• **Material**:

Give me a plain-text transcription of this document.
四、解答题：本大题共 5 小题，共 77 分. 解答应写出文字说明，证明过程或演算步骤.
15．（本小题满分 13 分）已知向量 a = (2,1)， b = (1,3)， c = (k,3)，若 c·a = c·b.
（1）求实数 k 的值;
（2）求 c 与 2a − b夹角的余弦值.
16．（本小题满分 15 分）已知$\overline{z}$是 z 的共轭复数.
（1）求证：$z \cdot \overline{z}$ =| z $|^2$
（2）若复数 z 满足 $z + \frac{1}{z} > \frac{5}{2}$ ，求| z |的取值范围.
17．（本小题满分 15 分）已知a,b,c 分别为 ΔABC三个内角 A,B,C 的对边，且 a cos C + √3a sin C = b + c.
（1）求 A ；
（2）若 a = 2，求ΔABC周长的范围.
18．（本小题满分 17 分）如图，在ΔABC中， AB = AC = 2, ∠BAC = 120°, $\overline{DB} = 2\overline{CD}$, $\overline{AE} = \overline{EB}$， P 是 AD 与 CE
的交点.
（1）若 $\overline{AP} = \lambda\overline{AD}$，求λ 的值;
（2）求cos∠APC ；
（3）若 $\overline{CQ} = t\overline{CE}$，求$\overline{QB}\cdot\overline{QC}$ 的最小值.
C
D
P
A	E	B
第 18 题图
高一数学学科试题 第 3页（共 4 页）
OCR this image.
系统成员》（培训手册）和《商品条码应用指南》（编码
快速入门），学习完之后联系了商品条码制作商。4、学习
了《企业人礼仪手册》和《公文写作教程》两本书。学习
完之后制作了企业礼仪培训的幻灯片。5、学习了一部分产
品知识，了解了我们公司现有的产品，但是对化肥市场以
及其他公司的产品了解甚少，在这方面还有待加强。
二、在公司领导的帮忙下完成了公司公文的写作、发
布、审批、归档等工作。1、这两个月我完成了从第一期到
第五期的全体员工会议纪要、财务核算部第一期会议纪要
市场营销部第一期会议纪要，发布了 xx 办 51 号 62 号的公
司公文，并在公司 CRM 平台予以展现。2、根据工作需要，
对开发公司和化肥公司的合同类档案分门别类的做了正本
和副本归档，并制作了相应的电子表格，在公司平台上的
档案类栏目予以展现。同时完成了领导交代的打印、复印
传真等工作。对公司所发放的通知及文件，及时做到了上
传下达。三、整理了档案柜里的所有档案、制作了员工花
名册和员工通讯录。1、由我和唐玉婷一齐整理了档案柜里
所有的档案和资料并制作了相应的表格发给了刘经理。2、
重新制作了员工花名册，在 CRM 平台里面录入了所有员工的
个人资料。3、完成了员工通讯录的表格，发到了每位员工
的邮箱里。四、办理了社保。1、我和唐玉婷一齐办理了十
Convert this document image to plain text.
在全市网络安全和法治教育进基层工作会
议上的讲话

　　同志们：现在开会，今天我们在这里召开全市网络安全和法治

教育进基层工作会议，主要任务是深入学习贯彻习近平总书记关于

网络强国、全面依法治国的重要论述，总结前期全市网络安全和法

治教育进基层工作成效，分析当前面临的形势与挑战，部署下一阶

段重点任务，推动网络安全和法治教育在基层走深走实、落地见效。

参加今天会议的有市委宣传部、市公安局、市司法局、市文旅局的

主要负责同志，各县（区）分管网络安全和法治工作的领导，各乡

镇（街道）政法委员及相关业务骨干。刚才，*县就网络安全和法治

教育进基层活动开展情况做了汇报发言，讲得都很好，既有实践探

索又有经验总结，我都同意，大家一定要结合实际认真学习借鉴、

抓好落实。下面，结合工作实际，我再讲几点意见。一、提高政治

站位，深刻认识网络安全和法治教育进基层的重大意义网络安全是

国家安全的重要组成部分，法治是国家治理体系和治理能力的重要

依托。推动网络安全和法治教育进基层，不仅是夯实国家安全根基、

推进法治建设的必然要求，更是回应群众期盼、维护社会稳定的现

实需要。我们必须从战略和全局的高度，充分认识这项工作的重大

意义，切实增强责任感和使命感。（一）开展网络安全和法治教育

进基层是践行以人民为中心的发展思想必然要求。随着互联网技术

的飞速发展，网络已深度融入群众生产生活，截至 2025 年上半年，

• **Written problem**:
Reproduce the lines of the entries above exactly, but only from the line containing "Convert this document image to plain text." through the final line.

• **Task response**:
Convert this document image to plain text.
在全市网络安全和法治教育进基层工作会
议上的讲话

　　同志们：现在开会，今天我们在这里召开全市网络安全和法治

教育进基层工作会议，主要任务是深入学习贯彻习近平总书记关于

网络强国、全面依法治国的重要论述，总结前期全市网络安全和法

治教育进基层工作成效，分析当前面临的形势与挑战，部署下一阶

段重点任务，推动网络安全和法治教育在基层走深走实、落地见效。

参加今天会议的有市委宣传部、市公安局、市司法局、市文旅局的

主要负责同志，各县（区）分管网络安全和法治工作的领导，各乡

镇（街道）政法委员及相关业务骨干。刚才，*县就网络安全和法治

教育进基层活动开展情况做了汇报发言，讲得都很好，既有实践探

索又有经验总结，我都同意，大家一定要结合实际认真学习借鉴、

抓好落实。下面，结合工作实际，我再讲几点意见。一、提高政治

站位，深刻认识网络安全和法治教育进基层的重大意义网络安全是

国家安全的重要组成部分，法治是国家治理体系和治理能力的重要

依托。推动网络安全和法治教育进基层，不仅是夯实国家安全根基、

推进法治建设的必然要求，更是回应群众期盼、维护社会稳定的现

实需要。我们必须从战略和全局的高度，充分认识这项工作的重大

意义，切实增强责任感和使命感。（一）开展网络安全和法治教育

进基层是践行以人民为中心的发展思想必然要求。随着互联网技术

的飞速发展，网络已深度融入群众生产生活，截至 2025 年上半年，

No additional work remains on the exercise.